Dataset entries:

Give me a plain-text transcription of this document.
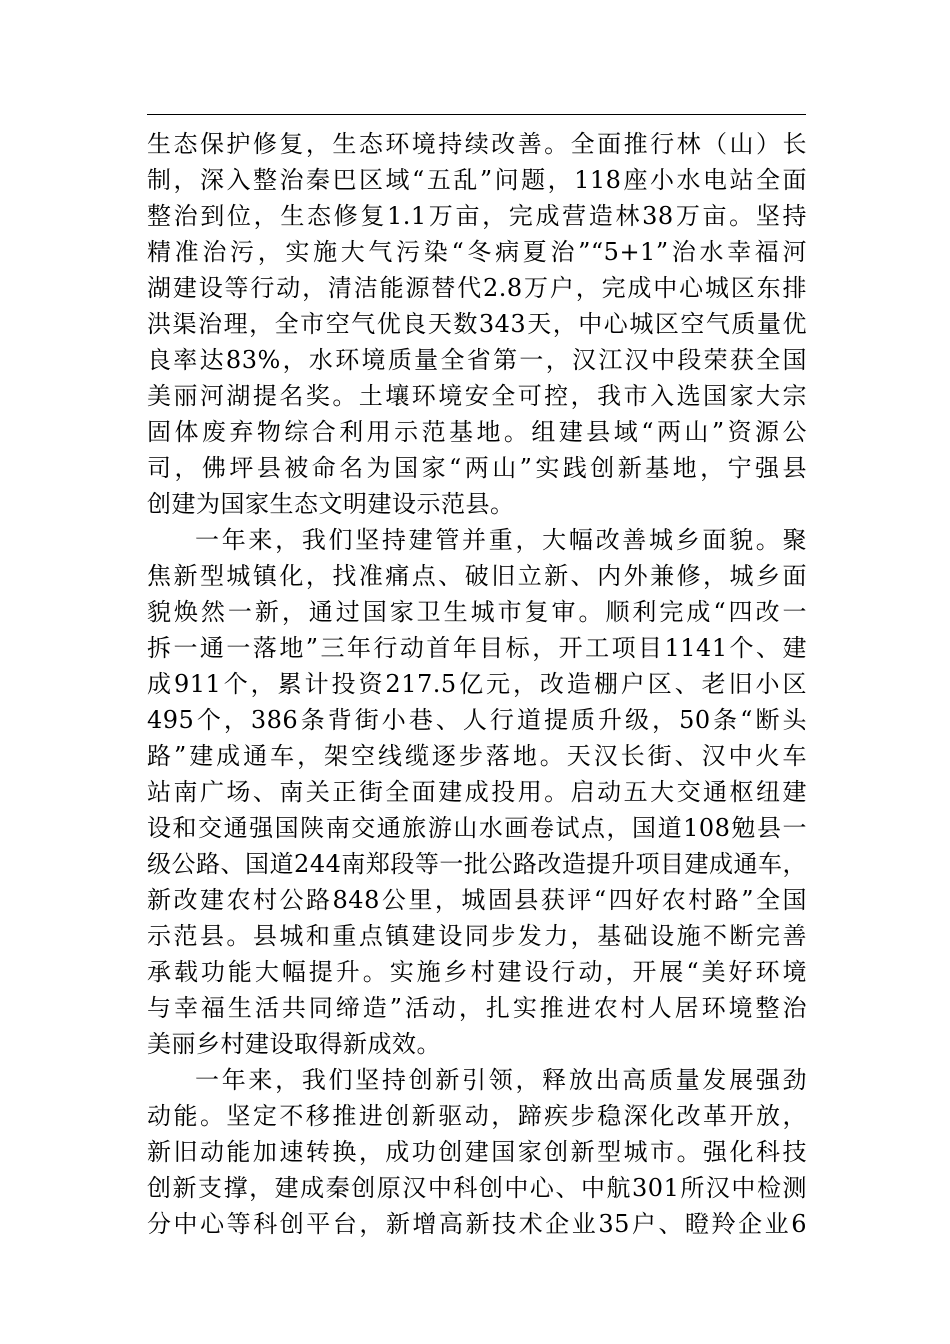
生态保护修复，生态环境持续改善。全面推行林（山）长
制，深入整治秦巴区域“五乱”问题，118座小水电站全面
整治到位，生态修复1.1万亩，完成营造林38万亩。坚持
精准治污，实施大气污染“冬病夏治”“5+1”治水幸福河
湖建设等行动，清洁能源替代2.8万户，完成中心城区东排
洪渠治理，全市空气优良天数343天，中心城区空气质量优
良率达83%，水环境质量全省第一，汉江汉中段荣获全国
美丽河湖提名奖。土壤环境安全可控，我市入选国家大宗
固体废弃物综合利用示范基地。组建县域“两山”资源公
司，佛坪县被命名为国家“两山”实践创新基地，宁强县
创建为国家生态文明建设示范县。
一年来，我们坚持建管并重，大幅改善城乡面貌。聚
焦新型城镇化，找准痛点、破旧立新、内外兼修，城乡面
貌焕然一新，通过国家卫生城市复审。顺利完成“四改一
拆一通一落地”三年行动首年目标，开工项目1141个、建
成911个，累计投资217.5亿元，改造棚户区、老旧小区
495个，386条背街小巷、人行道提质升级，50条“断头
路”建成通车，架空线缆逐步落地。天汉长街、汉中火车
站南广场、南关正街全面建成投用。启动五大交通枢纽建
设和交通强国陕南交通旅游山水画卷试点，国道108勉县一
级公路、国道244南郑段等一批公路改造提升项目建成通车，
新改建农村公路848公里，城固县获评“四好农村路”全国
示范县。县城和重点镇建设同步发力，基础设施不断完善
承载功能大幅提升。实施乡村建设行动，开展“美好环境
与幸福生活共同缔造”活动，扎实推进农村人居环境整治
美丽乡村建设取得新成效。
一年来，我们坚持创新引领，释放出高质量发展强劲
动能。坚定不移推进创新驱动，蹄疾步稳深化改革开放，
新旧动能加速转换，成功创建国家创新型城市。强化科技
创新支撑，建成秦创原汉中科创中心、中航301所汉中检测
分中心等科创平台，新增高新技术企业35户、瞪羚企业6
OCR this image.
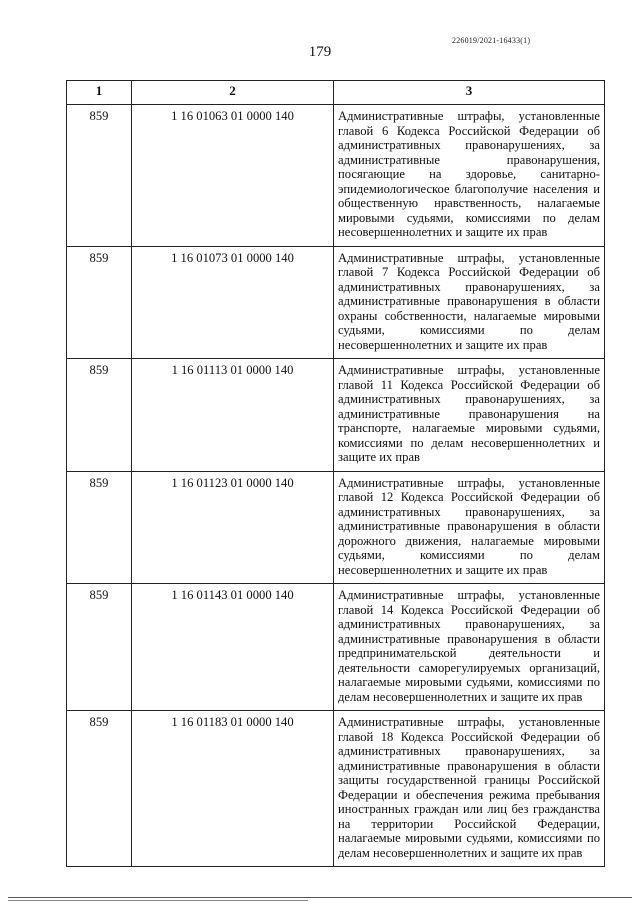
226019/2021-16433(1)
179
1	2	3
859	1 16 01063 01 0000 140	Административные штрафы, установленные главой 6 Кодекса Российской Федерации об административных правонарушениях, за административные правонарушения, посягающие на здоровье, санитарно-эпидемиологическое благополучие населения и общественную нравственность, налагаемые мировыми судьями, комиссиями по делам несовершеннолетних и защите их прав
859	1 16 01073 01 0000 140	Административные штрафы, установленные главой 7 Кодекса Российской Федерации об административных правонарушениях, за административные правонарушения в области охраны собственности, налагаемые мировыми судьями, комиссиями по делам несовершеннолетних и защите их прав
859	1 16 01113 01 0000 140	Административные штрафы, установленные главой 11 Кодекса Российской Федерации об административных правонарушениях, за административные правонарушения на транспорте, налагаемые мировыми судьями, комиссиями по делам несовершеннолетних и защите их прав
859	1 16 01123 01 0000 140	Административные штрафы, установленные главой 12 Кодекса Российской Федерации об административных правонарушениях, за административные правонарушения в области дорожного движения, налагаемые мировыми судьями, комиссиями по делам несовершеннолетних и защите их прав
859	1 16 01143 01 0000 140	Административные штрафы, установленные главой 14 Кодекса Российской Федерации об административных правонарушениях, за административные правонарушения в области предпринимательской деятельности и деятельности саморегулируемых организаций, налагаемые мировыми судьями, комиссиями по делам несовершеннолетних и защите их прав
859	1 16 01183 01 0000 140	Административные штрафы, установленные главой 18 Кодекса Российской Федерации об административных правонарушениях, за административные правонарушения в области защиты государственной границы Российской Федерации и обеспечения режима пребывания иностранных граждан или лиц без гражданства на территории Российской Федерации, налагаемые мировыми судьями, комиссиями по делам несовершеннолетних и защите их прав
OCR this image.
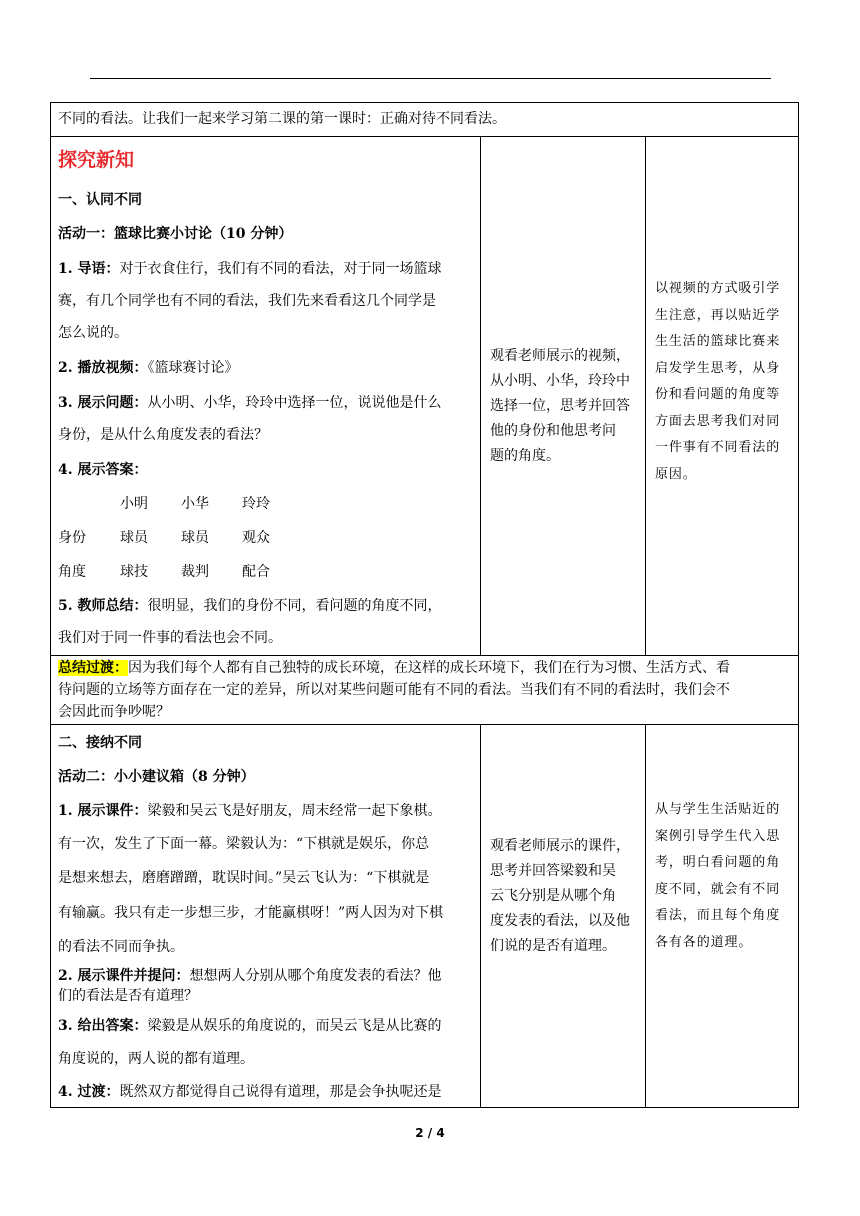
不同的看法。让我们一起来学习第二课的第一课时：正确对待不同看法。
探究新知
一、认同不同
活动一：篮球比赛小讨论（10 分钟）
1. 导语：对于衣食住行，我们有不同的看法，对于同一场篮球
赛，有几个同学也有不同的看法，我们先来看看这几个同学是
怎么说的。
2. 播放视频：《篮球赛讨论》
3. 展示问题：从小明、小华，玲玲中选择一位，说说他是什么
身份，是从什么角度发表的看法？
4. 展示答案：
小明 小华 玲玲
身份 球员 球员 观众
角度 球技 裁判 配合
5. 教师总结：很明显，我们的身份不同，看问题的角度不同，
我们对于同一件事的看法也会不同。
观看老师展示的视频，
从小明、小华，玲玲中
选择一位，思考并回答
他的身份和他思考问
题的角度。
以视频的方式吸引学
生注意，再以贴近学
生生活的篮球比赛来
启发学生思考，从身
份和看问题的角度等
方面去思考我们对同
一件事有不同看法的
原因。
总结过渡：因为我们每个人都有自己独特的成长环境，在这样的成长环境下，我们在行为习惯、生活方式、看
待问题的立场等方面存在一定的差异，所以对某些问题可能有不同的看法。当我们有不同的看法时，我们会不
会因此而争吵呢？
二、接纳不同
活动二：小小建议箱（8 分钟）
1. 展示课件：梁毅和吴云飞是好朋友，周末经常一起下象棋。
有一次，发生了下面一幕。梁毅认为：“下棋就是娱乐，你总
是想来想去，磨磨蹭蹭，耽误时间。”吴云飞认为：“下棋就是
有输赢。我只有走一步想三步，才能赢棋呀！”两人因为对下棋
的看法不同而争执。
2. 展示课件并提问：想想两人分别从哪个角度发表的看法？他
们的看法是否有道理？
3. 给出答案：梁毅是从娱乐的角度说的，而吴云飞是从比赛的
角度说的，两人说的都有道理。
4. 过渡：既然双方都觉得自己说得有道理，那是会争执呢还是
观看老师展示的课件，
思考并回答梁毅和吴
云飞分别是从哪个角
度发表的看法，以及他
们说的是否有道理。
从与学生生活贴近的
案例引导学生代入思
考，明白看问题的角
度不同，就会有不同
看法，而且每个角度
各有各的道理。
2 / 4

• _WHAT IS BEING ASKED_
Search the lines for the string "делам" and copy every line that has it.

• _EXERCISE RESPONSE_
859	1 16 01063 01 0000 140	Административные штрафы, установленные главой 6 Кодекса Российской Федерации об административных правонарушениях, за административные правонарушения, посягающие на здоровье, санитарно-эпидемиологическое благополучие населения и общественную нравственность, налагаемые мировыми судьями, комиссиями по делам несовершеннолетних и защите их прав
859	1 16 01073 01 0000 140	Административные штрафы, установленные главой 7 Кодекса Российской Федерации об административных правонарушениях, за административные правонарушения в области охраны собственности, налагаемые мировыми судьями, комиссиями по делам несовершеннолетних и защите их прав
859	1 16 01113 01 0000 140	Административные штрафы, установленные главой 11 Кодекса Российской Федерации об административных правонарушениях, за административные правонарушения на транспорте, налагаемые мировыми судьями, комиссиями по делам несовершеннолетних и защите их прав
859	1 16 01123 01 0000 140	Административные штрафы, установленные главой 12 Кодекса Российской Федерации об административных правонарушениях, за административные правонарушения в области дорожного движения, налагаемые мировыми судьями, комиссиями по делам несовершеннолетних и защите их прав
859	1 16 01143 01 0000 140	Административные штрафы, установленные главой 14 Кодекса Российской Федерации об административных правонарушениях, за административные правонарушения в области предпринимательской деятельности и деятельности саморегулируемых организаций, налагаемые мировыми судьями, комиссиями по делам несовершеннолетних и защите их прав
859	1 16 01183 01 0000 140	Административные штрафы, установленные главой 18 Кодекса Российской Федерации об административных правонарушениях, за административные правонарушения в области защиты государственной границы Российской Федерации и обеспечения режима пребывания иностранных граждан или лиц без гражданства на территории Российской Федерации, налагаемые мировыми судьями, комиссиями по делам несовершеннолетних и защите их прав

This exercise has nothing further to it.